Final Fantasy VII Original Soundtrack is a soundtrack album containing musical tracks from the game, composed by Nobuo Uematsu and produced by Uematsu and Minoru Akao. It was originally released on February 10, 1997 through DigiCube and later reissued directly by Square Enix on May 10, 2004. The soundtrack spans 85 tracks over four discs and has a combined duration of 4:39:53. A limited edition was produced along with the original album, containing illustrated liner notes with several pictures of Uematsu’s workspace and personal effects, various cutscenes and in-game screenshots from the game, and a discography.

The soundtrack covers a wide variety of musical genres, including rock, techno, orchestral, and choral, although the soundtrack as a whole is primarily orchestral. While many of the tracks were intended as background music, reviewers noted the emotional intensity of several tracks, especially “Aerith’s Theme”, which plays during a moment described as “the most shocking moment in video games,” and has been described as the most memorable track from the album. The theme has become popular among fans, and has inspired various arrangements. Other notable tracks include “Main Theme of Final Fantasy VII”. Themes from this track play during several other tunes from the soundtrack, such as “Words Drowned by Fireworks”, to tie the soundtrack together.

## ENTRIES PROVIDED
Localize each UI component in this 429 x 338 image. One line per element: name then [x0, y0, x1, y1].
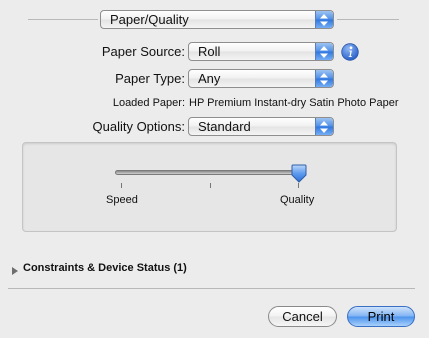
- popup-stepper-icon: [315, 70, 333, 87]
- quality-slider-track[interactable]: [115, 170, 300, 175]
- slider-thumb[interactable]: [290, 164, 308, 184]
- popup-stepper-icon: [315, 118, 333, 135]
- quality-options-label: Quality Options:: [92, 119, 186, 134]
- top-divider-left: [28, 19, 98, 20]
- cancel-button[interactable]: Cancel: [268, 306, 337, 327]
- quality-options-value: Standard: [198, 119, 251, 134]
- loaded-paper-value: HP Premium Instant-dry Satin Photo Paper: [189, 97, 399, 109]
- loaded-paper-label: Loaded Paper:: [112, 97, 185, 109]
- top-divider-right: [337, 19, 399, 20]
- slider-min-label: Speed: [106, 194, 138, 206]
- constraints-label[interactable]: Constraints & Device Status (1): [23, 262, 187, 274]
- print-button[interactable]: Print: [347, 306, 415, 327]
- slider-max-label: Quality: [280, 194, 315, 206]
- bottom-divider: [8, 288, 415, 289]
- paper-source-label: Paper Source:: [101, 44, 185, 59]
- slider-tick: [210, 183, 211, 188]
- slider-tick: [121, 183, 122, 188]
- paper-type-label: Paper Type:: [115, 71, 185, 86]
- paper-source-value: Roll: [198, 44, 221, 59]
- quality-options-popup[interactable]: Standard: [188, 117, 334, 136]
- paper-source-popup[interactable]: Roll: [188, 42, 334, 61]
- panel-popup-label: Paper/Quality: [110, 12, 189, 27]
- popup-stepper-icon: [315, 11, 333, 28]
- info-icon[interactable]: [341, 43, 359, 61]
- panel-popup[interactable]: Paper/Quality: [100, 10, 334, 29]
- paper-type-value: Any: [198, 71, 221, 86]
- paper-type-popup[interactable]: Any: [188, 69, 334, 88]
- disclosure-triangle-icon[interactable]: [11, 263, 19, 275]
- popup-stepper-icon: [315, 43, 333, 60]
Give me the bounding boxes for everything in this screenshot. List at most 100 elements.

## REQUIREMENT A
Answer these questions from the Final Fantasy VII soundtrack text:
(i) On what date did Square Enix reissue the album?
(ii) How many tracks and discs does the soundtrack span?
(iii) Which track has been described as the most memorable from the album?
## REQUIREMENT B
Echo the Final Fantasy VII soundtrack text word for word, starting at "Final Fantasy VII Original" and ending at "and a discography.".

## EXPECTED OUTPUT A
(i) May 10, 2004
(ii) 85 tracks over four discs
(iii) “Aerith’s Theme”

## EXPECTED OUTPUT B
Final Fantasy VII Original Soundtrack is a soundtrack album containing musical tracks from the game, composed by Nobuo Uematsu and produced by Uematsu and Minoru Akao. It was originally released on February 10, 1997 through DigiCube and later reissued directly by Square Enix on May 10, 2004. The soundtrack spans 85 tracks over four discs and has a combined duration of 4:39:53. A limited edition was produced along with the original album, containing illustrated liner notes with several pictures of Uematsu’s workspace and personal effects, various cutscenes and in-game screenshots from the game, and a discography.